-- START OF Material for the task --

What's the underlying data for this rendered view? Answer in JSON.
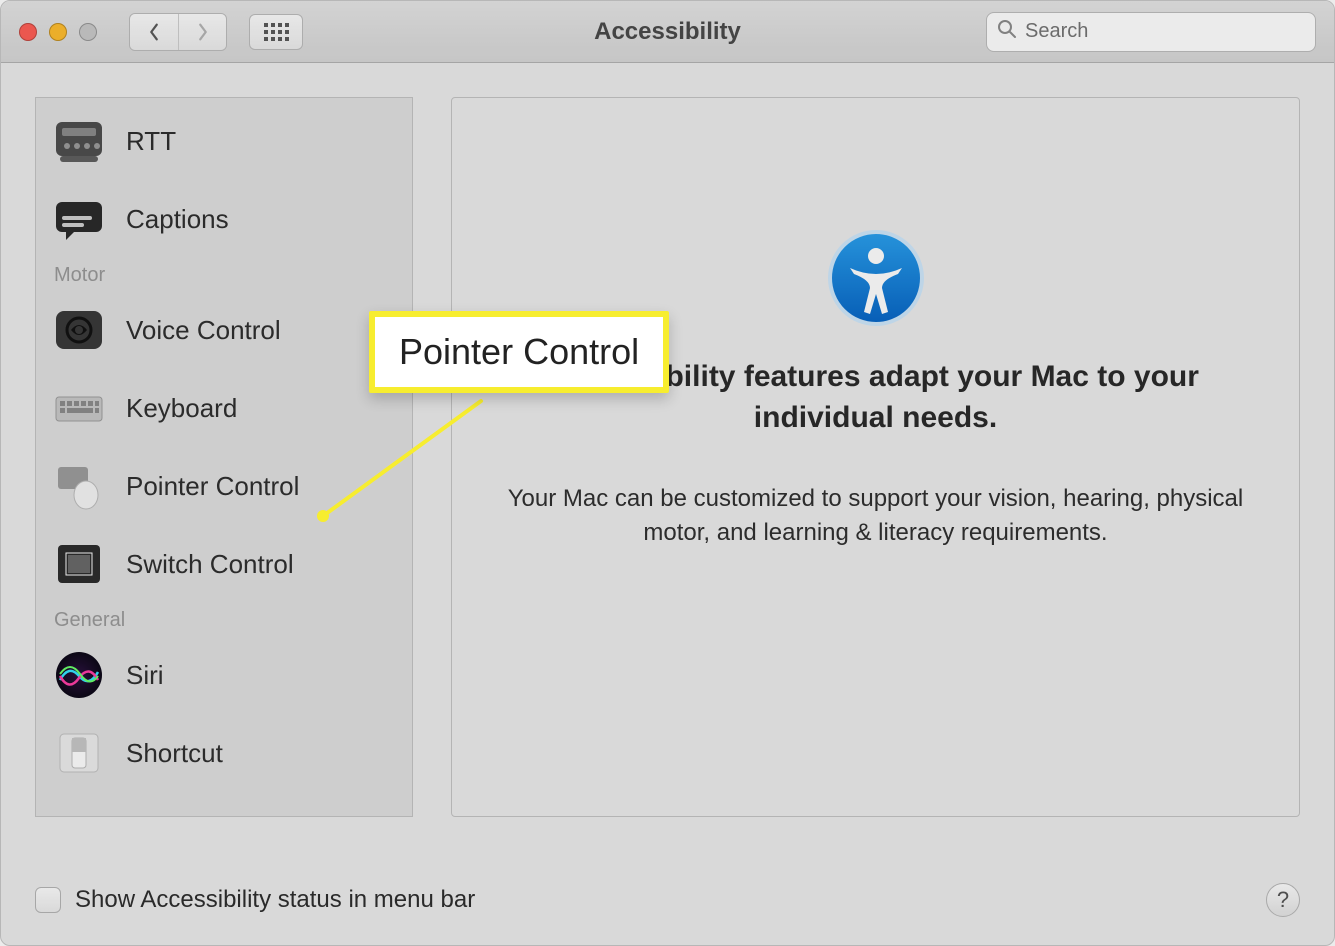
{
  "header": {
    "title": "Accessibility",
    "search_placeholder": "Search"
  },
  "sidebar": {
    "items": [
      {
        "label": "RTT"
      },
      {
        "label": "Captions"
      }
    ],
    "section_motor": "Motor",
    "motor_items": [
      {
        "label": "Voice Control"
      },
      {
        "label": "Keyboard"
      },
      {
        "label": "Pointer Control"
      },
      {
        "label": "Switch Control"
      }
    ],
    "section_general": "General",
    "general_items": [
      {
        "label": "Siri"
      },
      {
        "label": "Shortcut"
      }
    ]
  },
  "main": {
    "headline": "Accessibility features adapt your Mac to your individual needs.",
    "subline": "Your Mac can be customized to support your vision, hearing, physical motor, and learning & literacy requirements."
  },
  "bottom": {
    "checkbox_label": "Show Accessibility status in menu bar",
    "help": "?"
  },
  "callout": {
    "label": "Pointer Control"
  }
}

-- END OF Material for the task --

Task brief: Scan the listing above and copy all lines containing the word "Accessibility".

Output for this exercise:
    "title": "Accessibility",
    "headline": "Accessibility features adapt your Mac to your individual needs.",
    "checkbox_label": "Show Accessibility status in menu bar",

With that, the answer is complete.